> _RECORDS TO PROCESS_:
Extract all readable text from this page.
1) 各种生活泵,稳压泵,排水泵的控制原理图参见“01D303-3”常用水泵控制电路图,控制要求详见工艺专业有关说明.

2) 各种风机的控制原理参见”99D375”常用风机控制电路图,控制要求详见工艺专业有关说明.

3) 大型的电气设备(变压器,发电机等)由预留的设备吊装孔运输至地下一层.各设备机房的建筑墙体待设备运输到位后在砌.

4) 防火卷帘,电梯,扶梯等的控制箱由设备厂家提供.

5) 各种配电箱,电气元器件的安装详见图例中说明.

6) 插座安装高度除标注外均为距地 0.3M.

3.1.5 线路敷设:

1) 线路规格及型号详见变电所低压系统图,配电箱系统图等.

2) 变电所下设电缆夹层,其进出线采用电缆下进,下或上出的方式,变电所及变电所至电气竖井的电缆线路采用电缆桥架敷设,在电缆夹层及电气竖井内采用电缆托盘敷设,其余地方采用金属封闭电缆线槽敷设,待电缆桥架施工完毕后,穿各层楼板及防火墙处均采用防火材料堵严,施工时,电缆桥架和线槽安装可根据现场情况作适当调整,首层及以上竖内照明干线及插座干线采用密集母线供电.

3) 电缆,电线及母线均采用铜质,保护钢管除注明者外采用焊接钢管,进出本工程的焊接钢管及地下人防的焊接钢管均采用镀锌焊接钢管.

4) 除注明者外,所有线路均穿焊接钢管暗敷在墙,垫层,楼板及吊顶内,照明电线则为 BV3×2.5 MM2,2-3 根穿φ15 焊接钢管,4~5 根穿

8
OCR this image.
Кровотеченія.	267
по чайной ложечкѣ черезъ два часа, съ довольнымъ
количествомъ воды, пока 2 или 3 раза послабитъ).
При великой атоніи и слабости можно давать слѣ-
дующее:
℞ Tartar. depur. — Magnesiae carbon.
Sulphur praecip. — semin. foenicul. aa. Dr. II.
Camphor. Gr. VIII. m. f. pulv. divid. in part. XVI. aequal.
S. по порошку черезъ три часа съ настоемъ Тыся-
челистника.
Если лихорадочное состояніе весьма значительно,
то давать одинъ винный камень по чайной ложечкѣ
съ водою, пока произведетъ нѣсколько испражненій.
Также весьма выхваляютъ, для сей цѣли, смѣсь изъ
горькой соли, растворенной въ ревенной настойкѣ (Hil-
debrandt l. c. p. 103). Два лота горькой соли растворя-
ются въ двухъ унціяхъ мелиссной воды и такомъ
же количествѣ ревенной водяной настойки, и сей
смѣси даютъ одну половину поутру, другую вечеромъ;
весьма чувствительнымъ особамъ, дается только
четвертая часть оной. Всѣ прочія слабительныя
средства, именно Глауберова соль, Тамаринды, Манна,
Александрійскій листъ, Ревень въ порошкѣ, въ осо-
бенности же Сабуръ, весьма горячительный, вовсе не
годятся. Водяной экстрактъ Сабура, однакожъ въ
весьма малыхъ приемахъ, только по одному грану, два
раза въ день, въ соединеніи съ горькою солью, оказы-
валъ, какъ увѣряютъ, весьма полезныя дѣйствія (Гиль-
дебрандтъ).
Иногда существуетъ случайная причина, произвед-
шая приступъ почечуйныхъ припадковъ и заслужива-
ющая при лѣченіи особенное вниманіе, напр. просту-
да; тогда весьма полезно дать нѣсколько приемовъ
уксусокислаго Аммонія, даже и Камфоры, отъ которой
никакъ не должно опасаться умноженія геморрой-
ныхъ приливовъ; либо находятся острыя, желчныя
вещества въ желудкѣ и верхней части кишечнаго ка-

> _EXERCISE OBJECTIVE_:
The listing above should be transcribed in full, exactly as written.

> _RESULT_:
Extract all readable text from this page.
1) 各种生活泵,稳压泵,排水泵的控制原理图参见“01D303-3”常用水泵控制电路图,控制要求详见工艺专业有关说明.

2) 各种风机的控制原理参见”99D375”常用风机控制电路图,控制要求详见工艺专业有关说明.

3) 大型的电气设备(变压器,发电机等)由预留的设备吊装孔运输至地下一层.各设备机房的建筑墙体待设备运输到位后在砌.

4) 防火卷帘,电梯,扶梯等的控制箱由设备厂家提供.

5) 各种配电箱,电气元器件的安装详见图例中说明.

6) 插座安装高度除标注外均为距地 0.3M.

3.1.5 线路敷设:

1) 线路规格及型号详见变电所低压系统图,配电箱系统图等.

2) 变电所下设电缆夹层,其进出线采用电缆下进,下或上出的方式,变电所及变电所至电气竖井的电缆线路采用电缆桥架敷设,在电缆夹层及电气竖井内采用电缆托盘敷设,其余地方采用金属封闭电缆线槽敷设,待电缆桥架施工完毕后,穿各层楼板及防火墙处均采用防火材料堵严,施工时,电缆桥架和线槽安装可根据现场情况作适当调整,首层及以上竖内照明干线及插座干线采用密集母线供电.

3) 电缆,电线及母线均采用铜质,保护钢管除注明者外采用焊接钢管,进出本工程的焊接钢管及地下人防的焊接钢管均采用镀锌焊接钢管.

4) 除注明者外,所有线路均穿焊接钢管暗敷在墙,垫层,楼板及吊顶内,照明电线则为 BV3×2.5 MM2,2-3 根穿φ15 焊接钢管,4~5 根穿

8
OCR this image.
Кровотеченія.	267
по чайной ложечкѣ черезъ два часа, съ довольнымъ
количествомъ воды, пока 2 или 3 раза послабитъ).
При великой атоніи и слабости можно давать слѣ-
дующее:
℞ Tartar. depur. — Magnesiae carbon.
Sulphur praecip. — semin. foenicul. aa. Dr. II.
Camphor. Gr. VIII. m. f. pulv. divid. in part. XVI. aequal.
S. по порошку черезъ три часа съ настоемъ Тыся-
челистника.
Если лихорадочное состояніе весьма значительно,
то давать одинъ винный камень по чайной ложечкѣ
съ водою, пока произведетъ нѣсколько испражненій.
Также весьма выхваляютъ, для сей цѣли, смѣсь изъ
горькой соли, растворенной въ ревенной настойкѣ (Hil-
debrandt l. c. p. 103). Два лота горькой соли растворя-
ются въ двухъ унціяхъ мелиссной воды и такомъ
же количествѣ ревенной водяной настойки, и сей
смѣси даютъ одну половину поутру, другую вечеромъ;
весьма чувствительнымъ особамъ, дается только
четвертая часть оной. Всѣ прочія слабительныя
средства, именно Глауберова соль, Тамаринды, Манна,
Александрійскій листъ, Ревень въ порошкѣ, въ осо-
бенности же Сабуръ, весьма горячительный, вовсе не
годятся. Водяной экстрактъ Сабура, однакожъ въ
весьма малыхъ приемахъ, только по одному грану, два
раза въ день, въ соединеніи съ горькою солью, оказы-
валъ, какъ увѣряютъ, весьма полезныя дѣйствія (Гиль-
дебрандтъ).
Иногда существуетъ случайная причина, произвед-
шая приступъ почечуйныхъ припадковъ и заслужива-
ющая при лѣченіи особенное вниманіе, напр. просту-
да; тогда весьма полезно дать нѣсколько приемовъ
уксусокислаго Аммонія, даже и Камфоры, отъ которой
никакъ не должно опасаться умноженія геморрой-
ныхъ приливовъ; либо находятся острыя, желчныя
вещества въ желудкѣ и верхней части кишечнаго ка-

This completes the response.